§ Provided information
--------------------------------

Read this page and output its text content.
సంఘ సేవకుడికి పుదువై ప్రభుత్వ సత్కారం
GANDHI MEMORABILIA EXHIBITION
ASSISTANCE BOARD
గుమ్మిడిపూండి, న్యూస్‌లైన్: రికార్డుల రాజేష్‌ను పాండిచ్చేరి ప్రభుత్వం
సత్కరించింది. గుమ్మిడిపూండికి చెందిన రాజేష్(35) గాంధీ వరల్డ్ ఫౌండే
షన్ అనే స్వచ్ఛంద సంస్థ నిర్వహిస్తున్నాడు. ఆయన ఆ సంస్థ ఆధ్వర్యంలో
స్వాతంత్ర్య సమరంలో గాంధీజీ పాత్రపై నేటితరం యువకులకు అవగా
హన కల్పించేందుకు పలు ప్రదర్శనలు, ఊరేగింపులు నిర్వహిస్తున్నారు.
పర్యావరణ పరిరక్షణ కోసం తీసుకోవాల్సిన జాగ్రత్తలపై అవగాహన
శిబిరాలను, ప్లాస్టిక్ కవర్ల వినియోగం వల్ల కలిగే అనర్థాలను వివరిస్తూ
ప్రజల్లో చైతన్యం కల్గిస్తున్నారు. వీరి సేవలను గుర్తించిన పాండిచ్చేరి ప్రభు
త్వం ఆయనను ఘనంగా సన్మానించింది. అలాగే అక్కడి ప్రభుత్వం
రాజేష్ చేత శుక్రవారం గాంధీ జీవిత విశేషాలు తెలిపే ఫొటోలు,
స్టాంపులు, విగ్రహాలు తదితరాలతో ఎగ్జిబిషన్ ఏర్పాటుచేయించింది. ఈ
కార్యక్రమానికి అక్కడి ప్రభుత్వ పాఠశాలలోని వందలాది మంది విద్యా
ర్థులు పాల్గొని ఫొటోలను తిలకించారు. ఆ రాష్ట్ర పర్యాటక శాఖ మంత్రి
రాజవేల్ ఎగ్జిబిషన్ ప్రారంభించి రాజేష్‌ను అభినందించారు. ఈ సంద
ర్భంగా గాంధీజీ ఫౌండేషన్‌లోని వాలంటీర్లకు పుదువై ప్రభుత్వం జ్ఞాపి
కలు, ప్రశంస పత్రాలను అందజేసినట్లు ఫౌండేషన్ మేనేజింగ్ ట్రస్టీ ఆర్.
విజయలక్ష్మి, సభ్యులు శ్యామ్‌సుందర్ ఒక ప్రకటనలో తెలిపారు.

--------------------------------

§ Your task
Reproduce the data in its entirety, matching each character.

§ Completed exercise
Read this page and output its text content.
సంఘ సేవకుడికి పుదువై ప్రభుత్వ సత్కారం
GANDHI MEMORABILIA EXHIBITION
ASSISTANCE BOARD
గుమ్మిడిపూండి, న్యూస్‌లైన్: రికార్డుల రాజేష్‌ను పాండిచ్చేరి ప్రభుత్వం
సత్కరించింది. గుమ్మిడిపూండికి చెందిన రాజేష్(35) గాంధీ వరల్డ్ ఫౌండే
షన్ అనే స్వచ్ఛంద సంస్థ నిర్వహిస్తున్నాడు. ఆయన ఆ సంస్థ ఆధ్వర్యంలో
స్వాతంత్ర్య సమరంలో గాంధీజీ పాత్రపై నేటితరం యువకులకు అవగా
హన కల్పించేందుకు పలు ప్రదర్శనలు, ఊరేగింపులు నిర్వహిస్తున్నారు.
పర్యావరణ పరిరక్షణ కోసం తీసుకోవాల్సిన జాగ్రత్తలపై అవగాహన
శిబిరాలను, ప్లాస్టిక్ కవర్ల వినియోగం వల్ల కలిగే అనర్థాలను వివరిస్తూ
ప్రజల్లో చైతన్యం కల్గిస్తున్నారు. వీరి సేవలను గుర్తించిన పాండిచ్చేరి ప్రభు
త్వం ఆయనను ఘనంగా సన్మానించింది. అలాగే అక్కడి ప్రభుత్వం
రాజేష్ చేత శుక్రవారం గాంధీ జీవిత విశేషాలు తెలిపే ఫొటోలు,
స్టాంపులు, విగ్రహాలు తదితరాలతో ఎగ్జిబిషన్ ఏర్పాటుచేయించింది. ఈ
కార్యక్రమానికి అక్కడి ప్రభుత్వ పాఠశాలలోని వందలాది మంది విద్యా
ర్థులు పాల్గొని ఫొటోలను తిలకించారు. ఆ రాష్ట్ర పర్యాటక శాఖ మంత్రి
రాజవేల్ ఎగ్జిబిషన్ ప్రారంభించి రాజేష్‌ను అభినందించారు. ఈ సంద
ర్భంగా గాంధీజీ ఫౌండేషన్‌లోని వాలంటీర్లకు పుదువై ప్రభుత్వం జ్ఞాపి
కలు, ప్రశంస పత్రాలను అందజేసినట్లు ఫౌండేషన్ మేనేజింగ్ ట్రస్టీ ఆర్.
విజయలక్ష్మి, సభ్యులు శ్యామ్‌సుందర్ ఒక ప్రకటనలో తెలిపారు.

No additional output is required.